=== DIRECTIVE ===
Return the records that follow, matching each one exactly.

** start of DATA EXTRACT **

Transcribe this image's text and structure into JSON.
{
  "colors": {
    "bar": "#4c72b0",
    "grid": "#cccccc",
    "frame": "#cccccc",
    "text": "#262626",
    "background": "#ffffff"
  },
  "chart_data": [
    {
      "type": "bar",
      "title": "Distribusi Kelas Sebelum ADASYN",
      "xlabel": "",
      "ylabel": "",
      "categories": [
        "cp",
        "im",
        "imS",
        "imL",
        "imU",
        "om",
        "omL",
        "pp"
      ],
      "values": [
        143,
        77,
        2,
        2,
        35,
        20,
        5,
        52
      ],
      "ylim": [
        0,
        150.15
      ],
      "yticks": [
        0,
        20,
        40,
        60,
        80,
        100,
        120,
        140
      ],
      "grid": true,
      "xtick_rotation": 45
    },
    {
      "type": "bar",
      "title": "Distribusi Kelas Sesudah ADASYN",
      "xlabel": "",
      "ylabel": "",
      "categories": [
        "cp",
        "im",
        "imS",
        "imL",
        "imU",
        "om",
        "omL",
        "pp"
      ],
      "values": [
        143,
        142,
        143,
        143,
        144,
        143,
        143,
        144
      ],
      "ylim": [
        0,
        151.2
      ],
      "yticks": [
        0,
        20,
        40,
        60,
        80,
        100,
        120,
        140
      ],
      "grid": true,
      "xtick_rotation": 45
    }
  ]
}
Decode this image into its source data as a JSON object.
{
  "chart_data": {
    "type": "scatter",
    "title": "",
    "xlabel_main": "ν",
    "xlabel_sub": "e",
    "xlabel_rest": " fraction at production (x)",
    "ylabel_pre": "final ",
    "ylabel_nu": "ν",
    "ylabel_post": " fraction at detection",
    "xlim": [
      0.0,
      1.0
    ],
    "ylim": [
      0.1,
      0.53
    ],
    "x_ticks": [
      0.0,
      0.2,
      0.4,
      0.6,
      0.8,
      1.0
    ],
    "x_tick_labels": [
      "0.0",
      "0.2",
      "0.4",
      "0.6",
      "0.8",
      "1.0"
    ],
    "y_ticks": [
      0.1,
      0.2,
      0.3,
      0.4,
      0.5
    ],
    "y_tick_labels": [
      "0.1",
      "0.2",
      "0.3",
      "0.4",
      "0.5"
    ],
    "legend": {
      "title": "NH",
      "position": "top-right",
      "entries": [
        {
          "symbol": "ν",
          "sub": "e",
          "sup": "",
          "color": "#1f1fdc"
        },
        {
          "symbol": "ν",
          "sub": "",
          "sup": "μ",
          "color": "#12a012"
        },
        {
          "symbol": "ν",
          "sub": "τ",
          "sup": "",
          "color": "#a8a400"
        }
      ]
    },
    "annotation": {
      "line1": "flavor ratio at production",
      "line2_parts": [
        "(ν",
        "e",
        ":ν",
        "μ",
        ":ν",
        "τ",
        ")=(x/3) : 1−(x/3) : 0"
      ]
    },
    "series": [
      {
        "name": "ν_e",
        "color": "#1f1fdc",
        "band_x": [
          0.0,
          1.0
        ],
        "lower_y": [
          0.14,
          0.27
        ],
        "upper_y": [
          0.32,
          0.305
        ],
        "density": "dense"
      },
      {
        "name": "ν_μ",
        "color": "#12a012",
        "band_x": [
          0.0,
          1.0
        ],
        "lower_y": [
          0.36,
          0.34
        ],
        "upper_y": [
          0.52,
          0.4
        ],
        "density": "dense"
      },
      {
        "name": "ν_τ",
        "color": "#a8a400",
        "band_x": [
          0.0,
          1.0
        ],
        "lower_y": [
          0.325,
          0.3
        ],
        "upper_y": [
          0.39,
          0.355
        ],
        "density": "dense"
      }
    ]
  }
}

** end of DATA EXTRACT **

=== SOLUTION BELOW ===
Transcribe this image's text and structure into JSON.
{
  "colors": {
    "bar": "#4c72b0",
    "grid": "#cccccc",
    "frame": "#cccccc",
    "text": "#262626",
    "background": "#ffffff"
  },
  "chart_data": [
    {
      "type": "bar",
      "title": "Distribusi Kelas Sebelum ADASYN",
      "xlabel": "",
      "ylabel": "",
      "categories": [
        "cp",
        "im",
        "imS",
        "imL",
        "imU",
        "om",
        "omL",
        "pp"
      ],
      "values": [
        143,
        77,
        2,
        2,
        35,
        20,
        5,
        52
      ],
      "ylim": [
        0,
        150.15
      ],
      "yticks": [
        0,
        20,
        40,
        60,
        80,
        100,
        120,
        140
      ],
      "grid": true,
      "xtick_rotation": 45
    },
    {
      "type": "bar",
      "title": "Distribusi Kelas Sesudah ADASYN",
      "xlabel": "",
      "ylabel": "",
      "categories": [
        "cp",
        "im",
        "imS",
        "imL",
        "imU",
        "om",
        "omL",
        "pp"
      ],
      "values": [
        143,
        142,
        143,
        143,
        144,
        143,
        143,
        144
      ],
      "ylim": [
        0,
        151.2
      ],
      "yticks": [
        0,
        20,
        40,
        60,
        80,
        100,
        120,
        140
      ],
      "grid": true,
      "xtick_rotation": 45
    }
  ]
}
Decode this image into its source data as a JSON object.
{
  "chart_data": {
    "type": "scatter",
    "title": "",
    "xlabel_main": "ν",
    "xlabel_sub": "e",
    "xlabel_rest": " fraction at production (x)",
    "ylabel_pre": "final ",
    "ylabel_nu": "ν",
    "ylabel_post": " fraction at detection",
    "xlim": [
      0.0,
      1.0
    ],
    "ylim": [
      0.1,
      0.53
    ],
    "x_ticks": [
      0.0,
      0.2,
      0.4,
      0.6,
      0.8,
      1.0
    ],
    "x_tick_labels": [
      "0.0",
      "0.2",
      "0.4",
      "0.6",
      "0.8",
      "1.0"
    ],
    "y_ticks": [
      0.1,
      0.2,
      0.3,
      0.4,
      0.5
    ],
    "y_tick_labels": [
      "0.1",
      "0.2",
      "0.3",
      "0.4",
      "0.5"
    ],
    "legend": {
      "title": "NH",
      "position": "top-right",
      "entries": [
        {
          "symbol": "ν",
          "sub": "e",
          "sup": "",
          "color": "#1f1fdc"
        },
        {
          "symbol": "ν",
          "sub": "",
          "sup": "μ",
          "color": "#12a012"
        },
        {
          "symbol": "ν",
          "sub": "τ",
          "sup": "",
          "color": "#a8a400"
        }
      ]
    },
    "annotation": {
      "line1": "flavor ratio at production",
      "line2_parts": [
        "(ν",
        "e",
        ":ν",
        "μ",
        ":ν",
        "τ",
        ")=(x/3) : 1−(x/3) : 0"
      ]
    },
    "series": [
      {
        "name": "ν_e",
        "color": "#1f1fdc",
        "band_x": [
          0.0,
          1.0
        ],
        "lower_y": [
          0.14,
          0.27
        ],
        "upper_y": [
          0.32,
          0.305
        ],
        "density": "dense"
      },
      {
        "name": "ν_μ",
        "color": "#12a012",
        "band_x": [
          0.0,
          1.0
        ],
        "lower_y": [
          0.36,
          0.34
        ],
        "upper_y": [
          0.52,
          0.4
        ],
        "density": "dense"
      },
      {
        "name": "ν_τ",
        "color": "#a8a400",
        "band_x": [
          0.0,
          1.0
        ],
        "lower_y": [
          0.325,
          0.3
        ],
        "upper_y": [
          0.39,
          0.355
        ],
        "density": "dense"
      }
    ]
  }
}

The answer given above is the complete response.